# Task objective
For each line of the data below that holds "offered", copy the line.

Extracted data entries
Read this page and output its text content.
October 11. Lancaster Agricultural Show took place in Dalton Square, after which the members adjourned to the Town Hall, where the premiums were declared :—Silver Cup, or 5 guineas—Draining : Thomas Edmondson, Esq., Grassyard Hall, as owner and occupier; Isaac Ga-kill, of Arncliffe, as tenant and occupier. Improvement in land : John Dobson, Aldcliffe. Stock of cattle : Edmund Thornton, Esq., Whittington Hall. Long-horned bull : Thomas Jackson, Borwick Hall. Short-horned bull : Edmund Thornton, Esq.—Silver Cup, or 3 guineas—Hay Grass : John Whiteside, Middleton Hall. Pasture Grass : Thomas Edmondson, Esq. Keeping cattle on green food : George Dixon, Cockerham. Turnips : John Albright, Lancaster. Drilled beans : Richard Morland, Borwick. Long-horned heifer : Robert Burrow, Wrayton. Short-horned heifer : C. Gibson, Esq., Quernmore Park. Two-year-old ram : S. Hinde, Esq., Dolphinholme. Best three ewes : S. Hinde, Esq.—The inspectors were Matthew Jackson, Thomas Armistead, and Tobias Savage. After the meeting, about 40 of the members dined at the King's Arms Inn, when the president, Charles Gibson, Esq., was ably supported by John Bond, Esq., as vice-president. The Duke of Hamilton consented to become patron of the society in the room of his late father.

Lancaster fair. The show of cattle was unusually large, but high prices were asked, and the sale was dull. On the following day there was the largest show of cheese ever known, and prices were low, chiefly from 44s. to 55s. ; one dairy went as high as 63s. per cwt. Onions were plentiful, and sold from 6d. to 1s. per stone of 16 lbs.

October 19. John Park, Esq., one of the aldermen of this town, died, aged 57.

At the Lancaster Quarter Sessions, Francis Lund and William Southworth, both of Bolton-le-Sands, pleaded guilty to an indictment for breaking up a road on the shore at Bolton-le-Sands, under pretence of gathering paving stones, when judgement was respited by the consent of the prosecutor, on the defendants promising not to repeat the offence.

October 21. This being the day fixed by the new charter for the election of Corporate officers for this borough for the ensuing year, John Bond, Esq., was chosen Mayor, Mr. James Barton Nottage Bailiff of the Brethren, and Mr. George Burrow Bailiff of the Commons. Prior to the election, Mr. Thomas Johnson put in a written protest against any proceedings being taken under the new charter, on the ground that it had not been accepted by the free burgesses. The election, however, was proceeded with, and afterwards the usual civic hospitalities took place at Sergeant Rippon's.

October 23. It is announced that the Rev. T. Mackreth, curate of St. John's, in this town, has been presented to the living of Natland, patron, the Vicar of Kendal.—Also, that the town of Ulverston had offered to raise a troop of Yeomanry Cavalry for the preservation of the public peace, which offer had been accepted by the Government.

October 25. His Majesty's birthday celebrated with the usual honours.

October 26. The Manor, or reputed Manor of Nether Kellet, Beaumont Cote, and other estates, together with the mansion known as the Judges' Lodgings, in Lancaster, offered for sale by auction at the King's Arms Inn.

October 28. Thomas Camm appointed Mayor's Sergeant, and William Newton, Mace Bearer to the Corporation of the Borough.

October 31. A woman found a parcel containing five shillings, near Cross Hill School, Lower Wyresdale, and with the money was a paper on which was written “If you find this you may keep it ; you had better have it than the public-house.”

# Answer below
October 23. It is announced that the Rev. T. Mackreth, curate of St. John's, in this town, has been presented to the living of Natland, patron, the Vicar of Kendal.—Also, that the town of Ulverston had offered to raise a troop of Yeomanry Cavalry for the preservation of the public peace, which offer had been accepted by the Government.
October 26. The Manor, or reputed Manor of Nether Kellet, Beaumont Cote, and other estates, together with the mansion known as the Judges' Lodgings, in Lancaster, offered for sale by auction at the King's Arms Inn.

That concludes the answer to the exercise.